* **TEXT**:
Hi, I've tried running dnf and it said: metadata already locked by 6259 The application with PID 6259 is: dnf Memory : 68 M RSS (528 MB VSZ) Started: Tue Apr 14 22:48:43 2015 - 1 day(s) 10:15:16 ago State : Sleeping The process is: root 6259 1 0 kwi14 ? 00:00:03 /usr/bin/python -OO /usr/bin/dnf -v makecache timer Let's see what it does: # strace -f -p 6259 Process 6259 attached select(27, [26], [], [], {0, 435164}) = 0 (Timeout) poll([{fd=26, events=POLLIN|POLLPRI|POLLRDNORM|POLLRDBAND}], 1, 0) = 0 (Timeout) select(27, [26], [], [], {1, 0}) = 0 (Timeout) poll([{fd=26, events=POLLIN|POLLPRI|POLLRDNORM|POLLRDBAND}], 1, 0) = 0 (Timeout) select(27, [26], [], [], {1, 0}) = 0 (Timeout) poll([{fd=26, events=POLLIN|POLLPRI|POLLRDNORM|POLLRDBAND}], 1, 0) = 0 (Timeout) So what's fd 26? # lsof -n -p 6259 (...) dnf 6259 root 26u IPv4 8448464 0t0 TCP 83.9.186.222:44556->209.132.181.16:https (ESTABLISHED) (...) 209.132.181.16 is wildcard.fedoraproject.org. 83.9.186.222 is an IP which my home computer had until 6:00 the next day, changed twice by now. I think it's worth noting that dnf not only failed to notice that connection doesn't work, it even failed to notice the local network interface (ppp1) went down few hours later (actually I believe it gets removed and recreated every pppd reconnect). This is dnf-0.6.4-1.fc21.noarch I'm letting this process live in case you want me to get some more info from it.
It's still around. metadata already locked by 6259 The application with PID 6259 is: dnf Memory : 62 M RSS (528 MB VSZ) Started: Tue Apr 14 22:48:43 2015 - 4 day(s) 15:24:31 ago State : Sleeping
Thanks for the report. Did you configured `timeout` option in /etc/dnf/dnf.conf? If you kill the process does it happen again?
Hi, are you able to attach gdb to running process and check where dnf got stuck?
Created attachment 1016465 [details] gdb's bt Michal, I've attached output of bt, please let me know if you need me to dive deeper, I'll keep the process around :) I've only installed python-debuginfo and imagine it's enough - we can see .py files and lines and even the repo which it was trying to get metadata for. Jan, No, "timeout" doesn't appear anywhere in /etc/dnf. I don't want to kill it yet (in case Michal needs more info), but it probably wouldn't be trivial to reproduce losing connection to Fedora servers again. I'd prefer not to build reproducible cases with iptables for something this simple :)
Would it be possible to install librepo debug package and upload the bt again?
Created attachment 1016854 [details] better bt In the meantime I have foolishly upgraded python with yum, so I had to downgrade that and accompanying debuginfo - hope this didn't break anything! (Hopefully) better backtrace attached.
It looks like librepo does not set a proper timeout value for select() operation => reassigning to librepo.

* **ITEMS**:
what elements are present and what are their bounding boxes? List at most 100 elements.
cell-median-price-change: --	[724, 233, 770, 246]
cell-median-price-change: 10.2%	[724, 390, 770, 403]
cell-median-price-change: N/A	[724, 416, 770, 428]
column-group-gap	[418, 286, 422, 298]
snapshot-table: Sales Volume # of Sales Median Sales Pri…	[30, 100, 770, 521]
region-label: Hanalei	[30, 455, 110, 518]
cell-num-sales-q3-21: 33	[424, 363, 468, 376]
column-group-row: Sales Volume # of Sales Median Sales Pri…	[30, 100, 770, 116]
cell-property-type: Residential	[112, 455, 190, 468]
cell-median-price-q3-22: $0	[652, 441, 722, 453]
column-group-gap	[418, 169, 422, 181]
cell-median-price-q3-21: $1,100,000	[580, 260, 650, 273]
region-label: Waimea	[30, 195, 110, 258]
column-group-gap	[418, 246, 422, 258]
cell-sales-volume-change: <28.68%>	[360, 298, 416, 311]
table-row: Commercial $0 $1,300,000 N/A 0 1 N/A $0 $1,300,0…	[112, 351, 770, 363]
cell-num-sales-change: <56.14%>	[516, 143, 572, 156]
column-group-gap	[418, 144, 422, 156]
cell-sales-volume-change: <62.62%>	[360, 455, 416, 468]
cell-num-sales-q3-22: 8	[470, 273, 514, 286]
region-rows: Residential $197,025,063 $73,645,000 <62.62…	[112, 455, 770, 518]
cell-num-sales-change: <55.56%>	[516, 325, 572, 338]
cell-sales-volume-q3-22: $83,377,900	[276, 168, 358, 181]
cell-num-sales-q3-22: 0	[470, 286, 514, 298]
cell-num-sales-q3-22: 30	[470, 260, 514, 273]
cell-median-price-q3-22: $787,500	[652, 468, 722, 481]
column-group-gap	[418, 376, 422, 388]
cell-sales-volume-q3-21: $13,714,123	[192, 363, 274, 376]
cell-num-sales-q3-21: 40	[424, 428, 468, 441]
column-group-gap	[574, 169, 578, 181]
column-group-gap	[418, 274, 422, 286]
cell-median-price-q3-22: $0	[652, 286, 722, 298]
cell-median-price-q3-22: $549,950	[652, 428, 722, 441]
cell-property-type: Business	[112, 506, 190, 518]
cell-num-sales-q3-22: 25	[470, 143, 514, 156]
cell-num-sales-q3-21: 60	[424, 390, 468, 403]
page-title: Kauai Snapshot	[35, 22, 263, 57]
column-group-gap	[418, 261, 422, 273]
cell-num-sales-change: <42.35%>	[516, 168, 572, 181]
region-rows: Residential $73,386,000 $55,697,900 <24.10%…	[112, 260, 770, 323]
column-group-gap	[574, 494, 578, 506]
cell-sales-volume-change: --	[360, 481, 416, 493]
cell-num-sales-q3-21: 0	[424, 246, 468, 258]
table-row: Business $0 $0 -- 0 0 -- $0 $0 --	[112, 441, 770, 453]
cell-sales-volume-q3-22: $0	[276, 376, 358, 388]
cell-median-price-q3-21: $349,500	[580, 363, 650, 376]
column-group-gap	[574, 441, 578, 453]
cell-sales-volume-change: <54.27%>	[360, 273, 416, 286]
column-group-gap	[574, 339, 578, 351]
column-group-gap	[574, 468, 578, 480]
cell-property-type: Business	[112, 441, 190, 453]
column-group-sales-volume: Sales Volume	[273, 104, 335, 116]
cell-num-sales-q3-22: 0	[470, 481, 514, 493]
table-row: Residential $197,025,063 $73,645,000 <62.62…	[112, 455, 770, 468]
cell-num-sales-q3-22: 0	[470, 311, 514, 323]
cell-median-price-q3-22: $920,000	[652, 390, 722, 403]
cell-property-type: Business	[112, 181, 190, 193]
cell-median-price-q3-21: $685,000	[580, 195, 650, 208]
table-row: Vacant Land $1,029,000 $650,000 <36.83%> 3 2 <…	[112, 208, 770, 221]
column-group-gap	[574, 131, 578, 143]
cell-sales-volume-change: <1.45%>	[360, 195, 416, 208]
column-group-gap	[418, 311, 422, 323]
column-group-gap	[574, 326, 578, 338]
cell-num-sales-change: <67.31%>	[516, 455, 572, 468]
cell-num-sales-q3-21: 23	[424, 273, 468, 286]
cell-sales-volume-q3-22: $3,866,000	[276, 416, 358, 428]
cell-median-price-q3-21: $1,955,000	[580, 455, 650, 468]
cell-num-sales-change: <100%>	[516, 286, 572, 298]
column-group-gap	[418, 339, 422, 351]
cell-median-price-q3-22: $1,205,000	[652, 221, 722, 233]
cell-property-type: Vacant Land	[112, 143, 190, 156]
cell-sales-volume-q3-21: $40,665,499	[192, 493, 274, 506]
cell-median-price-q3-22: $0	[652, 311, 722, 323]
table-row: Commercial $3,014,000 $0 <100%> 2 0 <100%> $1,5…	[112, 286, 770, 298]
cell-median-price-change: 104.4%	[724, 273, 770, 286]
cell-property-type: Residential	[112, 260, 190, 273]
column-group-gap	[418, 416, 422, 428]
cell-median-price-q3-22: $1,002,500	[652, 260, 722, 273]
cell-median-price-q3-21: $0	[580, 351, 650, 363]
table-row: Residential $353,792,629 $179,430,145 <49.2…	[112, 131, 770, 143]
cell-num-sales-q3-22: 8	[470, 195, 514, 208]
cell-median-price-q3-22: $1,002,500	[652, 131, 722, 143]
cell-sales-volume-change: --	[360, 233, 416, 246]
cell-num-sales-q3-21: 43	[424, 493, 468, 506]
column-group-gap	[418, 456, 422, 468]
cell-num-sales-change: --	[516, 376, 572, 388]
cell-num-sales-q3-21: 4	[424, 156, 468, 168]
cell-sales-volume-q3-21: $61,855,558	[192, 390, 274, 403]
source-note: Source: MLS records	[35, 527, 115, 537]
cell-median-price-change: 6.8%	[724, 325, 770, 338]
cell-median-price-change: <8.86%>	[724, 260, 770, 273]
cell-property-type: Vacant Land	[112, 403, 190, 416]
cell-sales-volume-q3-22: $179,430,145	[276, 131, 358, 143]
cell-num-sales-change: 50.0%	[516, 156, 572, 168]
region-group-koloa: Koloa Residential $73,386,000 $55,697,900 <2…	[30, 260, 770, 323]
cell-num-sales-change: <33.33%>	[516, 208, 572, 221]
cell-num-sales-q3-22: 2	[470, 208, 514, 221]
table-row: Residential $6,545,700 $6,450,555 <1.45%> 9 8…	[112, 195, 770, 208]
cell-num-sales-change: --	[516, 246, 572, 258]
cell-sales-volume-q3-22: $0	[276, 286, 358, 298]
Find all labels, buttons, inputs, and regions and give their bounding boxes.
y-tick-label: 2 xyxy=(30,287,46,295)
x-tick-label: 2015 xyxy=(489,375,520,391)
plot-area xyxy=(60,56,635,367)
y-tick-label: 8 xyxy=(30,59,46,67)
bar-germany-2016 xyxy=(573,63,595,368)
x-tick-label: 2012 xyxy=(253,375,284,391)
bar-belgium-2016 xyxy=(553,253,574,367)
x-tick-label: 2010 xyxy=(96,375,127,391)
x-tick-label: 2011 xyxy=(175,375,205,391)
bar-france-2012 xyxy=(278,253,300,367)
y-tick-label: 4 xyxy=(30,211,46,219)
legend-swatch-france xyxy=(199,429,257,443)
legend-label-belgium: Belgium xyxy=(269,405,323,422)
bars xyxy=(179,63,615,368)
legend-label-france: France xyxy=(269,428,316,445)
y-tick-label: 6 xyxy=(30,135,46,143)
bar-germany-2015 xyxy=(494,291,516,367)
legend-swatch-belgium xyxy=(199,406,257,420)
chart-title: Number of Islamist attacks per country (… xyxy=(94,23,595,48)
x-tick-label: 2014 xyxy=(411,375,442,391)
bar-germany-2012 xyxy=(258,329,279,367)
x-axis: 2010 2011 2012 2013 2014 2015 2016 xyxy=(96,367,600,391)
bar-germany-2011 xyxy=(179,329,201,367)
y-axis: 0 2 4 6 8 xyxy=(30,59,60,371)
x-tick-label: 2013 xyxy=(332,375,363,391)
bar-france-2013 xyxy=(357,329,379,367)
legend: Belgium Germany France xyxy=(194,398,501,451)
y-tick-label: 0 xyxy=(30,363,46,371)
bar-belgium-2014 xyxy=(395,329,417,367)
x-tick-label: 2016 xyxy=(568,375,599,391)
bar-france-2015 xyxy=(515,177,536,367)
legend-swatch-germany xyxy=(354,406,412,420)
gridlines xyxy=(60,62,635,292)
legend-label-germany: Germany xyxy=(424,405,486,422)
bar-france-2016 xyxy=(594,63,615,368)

* **REQUIREMENTS**:
1 - Return everything in the dnf bug thread from "Hi, are you" down to "this simple :)".
2 - List every event flag that appears in the poll() calls of the strace output in the dnf bug thread.
3 - Extend the dnf bug thread past its final comment.
The entries above come from a different source than the thread.

* **EXPECTED OUTPUTS**:
1 -
Hi, are you able to attach gdb to running process and check where dnf got stuck?
Created attachment 1016465 [details] gdb's bt Michal, I've attached output of bt, please let me know if you need me to dive deeper, I'll keep the process around :) I've only installed python-debuginfo and imagine it's enough - we can see .py files and lines and even the repo which it was trying to get metadata for. Jan, No, "timeout" doesn't appear anywhere in /etc/dnf. I don't want to kill it yet (in case Michal needs more info), but it probably wouldn't be trivial to reproduce losing connection to Fedora servers again. I'd prefer not to build reproducible cases with iptables for something this simple :)

2 - POLLIN, POLLPRI, POLLRDNORM, POLLRDBAND

3 -
Librepo always uses 1 sec at most for the select(). The problem is not inside the select, rather this is a problem with timeout configuration. By default, librepo uses: LRO_LOWSPEEDTIME = 120 second LRO_LOWSPEEDLIMIT = 1000 bytes per second These configuration options ensure that if a transfer speed is below 1000 B/s for 120sec then librepo consider this transfer too slow and abort. I've tried to reproduce the reported issue with librepo: I've opened a connection and started a download of an ISO, then I disabled my network adapter and waited. After 120sec I got this (expected) error: Timeout was reached for http://mirror.karneval.cz/pub/linux/fedora/linux/releases/21/Workstation/i386/iso/Fedora-Live-Workstation-i686-21-5.iso [Operation too slow. Less than 1000 bytes/sec transferred the last 120 seconds] Michal, are you sure that DNF doesn't set these values to different values which could led to the reported issue?
Thank you Tomas. It looks like dnf sets LRO_LOWSPEEDLIMIT to zero. Is there any reasonable default value for LRO_LOWSPEEDLIMIT?
The default values could work but feel free tweak them to better fit your requirements - maybe you could find useful to use a shorter time period (e.g. 60sec).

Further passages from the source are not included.